* _What this task involves_: From the entries below, copy every line where the string "Culture" appears.

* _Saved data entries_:
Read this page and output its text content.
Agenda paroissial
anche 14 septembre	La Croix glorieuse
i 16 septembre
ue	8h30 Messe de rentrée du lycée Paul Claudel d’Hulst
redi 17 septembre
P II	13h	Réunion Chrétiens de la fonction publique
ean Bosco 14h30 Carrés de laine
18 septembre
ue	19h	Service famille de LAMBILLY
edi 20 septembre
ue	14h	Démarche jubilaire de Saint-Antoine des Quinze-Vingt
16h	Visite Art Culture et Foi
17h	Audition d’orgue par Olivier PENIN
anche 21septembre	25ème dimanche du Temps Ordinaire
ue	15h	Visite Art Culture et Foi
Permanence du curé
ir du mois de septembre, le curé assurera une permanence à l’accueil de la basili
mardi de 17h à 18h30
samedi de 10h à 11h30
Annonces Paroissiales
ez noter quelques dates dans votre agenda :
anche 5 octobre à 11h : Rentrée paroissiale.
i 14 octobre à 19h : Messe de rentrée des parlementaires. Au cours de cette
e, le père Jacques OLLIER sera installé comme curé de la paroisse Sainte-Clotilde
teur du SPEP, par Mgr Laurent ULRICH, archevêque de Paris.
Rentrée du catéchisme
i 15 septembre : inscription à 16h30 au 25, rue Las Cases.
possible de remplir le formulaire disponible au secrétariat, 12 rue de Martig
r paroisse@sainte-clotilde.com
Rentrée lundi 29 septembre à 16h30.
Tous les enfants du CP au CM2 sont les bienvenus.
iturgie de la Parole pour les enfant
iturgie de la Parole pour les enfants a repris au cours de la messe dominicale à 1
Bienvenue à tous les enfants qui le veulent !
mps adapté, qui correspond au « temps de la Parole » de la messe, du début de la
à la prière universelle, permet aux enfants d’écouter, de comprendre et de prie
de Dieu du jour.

* _Result of this exercise_:
16h	Visite Art Culture et Foi
ue	15h	Visite Art Culture et Foi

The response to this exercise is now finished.